■ TASK TO CARRY OUT
For every line in the material, output its text exactly and exclude any image it holds.

= Beginning of Section =

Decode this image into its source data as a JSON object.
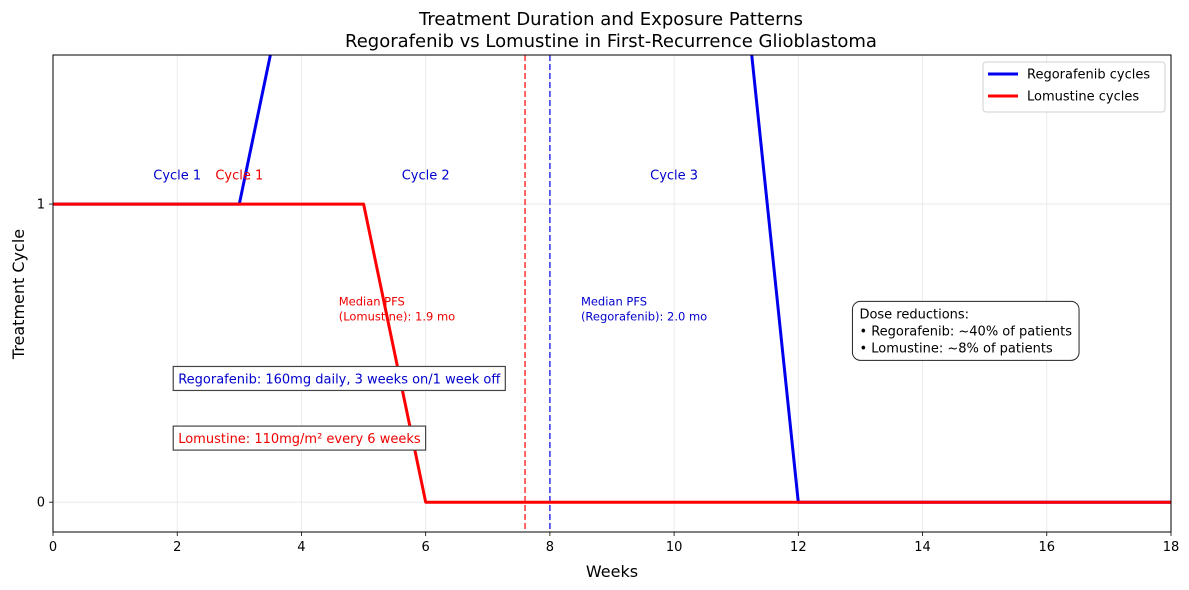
{
  "chart_data": {
    "type": "line",
    "title": "Treatment Duration and Exposure Patterns",
    "subtitle": "Regorafenib vs Lomustine in First-Recurrence Glioblastoma",
    "xlabel": "Weeks",
    "ylabel": "Treatment Cycle",
    "xlim": [
      0,
      18
    ],
    "ylim": [
      -0.1,
      1.5
    ],
    "xticks": [
      0,
      2,
      4,
      6,
      8,
      10,
      12,
      14,
      16,
      18
    ],
    "yticks": [
      0,
      1
    ],
    "grid": true,
    "legend_position": "top-right",
    "series": [
      {
        "name": "Regorafenib cycles",
        "color": "#0000ee",
        "points": [
          [
            0,
            1
          ],
          [
            3,
            1
          ],
          [
            4,
            2
          ],
          [
            11,
            2
          ],
          [
            12,
            0
          ],
          [
            18,
            0
          ]
        ]
      },
      {
        "name": "Lomustine cycles",
        "color": "#ff0000",
        "points": [
          [
            0,
            1
          ],
          [
            5,
            1
          ],
          [
            6,
            0
          ],
          [
            18,
            0
          ]
        ]
      }
    ],
    "vlines": [
      {
        "x": 7.6,
        "color": "#ff0000"
      },
      {
        "x": 8.0,
        "color": "#0000ee"
      }
    ],
    "cycle_labels": [
      {
        "text": "Cycle 1",
        "x": 2,
        "y": 1.1,
        "color": "#0000cc"
      },
      {
        "text": "Cycle 1",
        "x": 3,
        "y": 1.1,
        "color": "#ee0000"
      },
      {
        "text": "Cycle 2",
        "x": 6,
        "y": 1.1,
        "color": "#0000cc"
      },
      {
        "text": "Cycle 3",
        "x": 10,
        "y": 1.1,
        "color": "#0000cc"
      }
    ],
    "annotations": [
      {
        "lines": [
          "Median PFS",
          "(Lomustine): 1.9 mo"
        ],
        "x": 4.6,
        "y": 0.66,
        "color": "#ee0000"
      },
      {
        "lines": [
          "Median PFS",
          "(Regorafenib): 2.0 mo"
        ],
        "x": 8.5,
        "y": 0.66,
        "color": "#0000cc"
      }
    ],
    "dose_boxes": [
      {
        "text": "Regorafenib: 160mg daily, 3 weeks on/1 week off",
        "x": 2.0,
        "y": 0.415,
        "color": "#0000cc"
      },
      {
        "text": "Lomustine: 110mg/m² every 6 weeks",
        "x": 2.0,
        "y": 0.215,
        "color": "#ee0000"
      }
    ],
    "dose_reduction": {
      "lines": [
        "Dose reductions:",
        "• Regorafenib: ~40% of patients",
        "• Lomustine: ~8% of patients"
      ],
      "x": 13.0,
      "y": 0.62
    }
  }
}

= End of Section =

■ YOUR RESPONSE
Decode this image into its source data as a JSON object.
{
  "chart_data": {
    "type": "line",
    "title": "Treatment Duration and Exposure Patterns",
    "subtitle": "Regorafenib vs Lomustine in First-Recurrence Glioblastoma",
    "xlabel": "Weeks",
    "ylabel": "Treatment Cycle",
    "xlim": [
      0,
      18
    ],
    "ylim": [
      -0.1,
      1.5
    ],
    "xticks": [
      0,
      2,
      4,
      6,
      8,
      10,
      12,
      14,
      16,
      18
    ],
    "yticks": [
      0,
      1
    ],
    "grid": true,
    "legend_position": "top-right",
    "series": [
      {
        "name": "Regorafenib cycles",
        "color": "#0000ee",
        "points": [
          [
            0,
            1
          ],
          [
            3,
            1
          ],
          [
            4,
            2
          ],
          [
            11,
            2
          ],
          [
            12,
            0
          ],
          [
            18,
            0
          ]
        ]
      },
      {
        "name": "Lomustine cycles",
        "color": "#ff0000",
        "points": [
          [
            0,
            1
          ],
          [
            5,
            1
          ],
          [
            6,
            0
          ],
          [
            18,
            0
          ]
        ]
      }
    ],
    "vlines": [
      {
        "x": 7.6,
        "color": "#ff0000"
      },
      {
        "x": 8.0,
        "color": "#0000ee"
      }
    ],
    "cycle_labels": [
      {
        "text": "Cycle 1",
        "x": 2,
        "y": 1.1,
        "color": "#0000cc"
      },
      {
        "text": "Cycle 1",
        "x": 3,
        "y": 1.1,
        "color": "#ee0000"
      },
      {
        "text": "Cycle 2",
        "x": 6,
        "y": 1.1,
        "color": "#0000cc"
      },
      {
        "text": "Cycle 3",
        "x": 10,
        "y": 1.1,
        "color": "#0000cc"
      }
    ],
    "annotations": [
      {
        "lines": [
          "Median PFS",
          "(Lomustine): 1.9 mo"
        ],
        "x": 4.6,
        "y": 0.66,
        "color": "#ee0000"
      },
      {
        "lines": [
          "Median PFS",
          "(Regorafenib): 2.0 mo"
        ],
        "x": 8.5,
        "y": 0.66,
        "color": "#0000cc"
      }
    ],
    "dose_boxes": [
      {
        "text": "Regorafenib: 160mg daily, 3 weeks on/1 week off",
        "x": 2.0,
        "y": 0.415,
        "color": "#0000cc"
      },
      {
        "text": "Lomustine: 110mg/m² every 6 weeks",
        "x": 2.0,
        "y": 0.215,
        "color": "#ee0000"
      }
    ],
    "dose_reduction": {
      "lines": [
        "Dose reductions:",
        "• Regorafenib: ~40% of patients",
        "• Lomustine: ~8% of patients"
      ],
      "x": 13.0,
      "y": 0.62
    }
  }
}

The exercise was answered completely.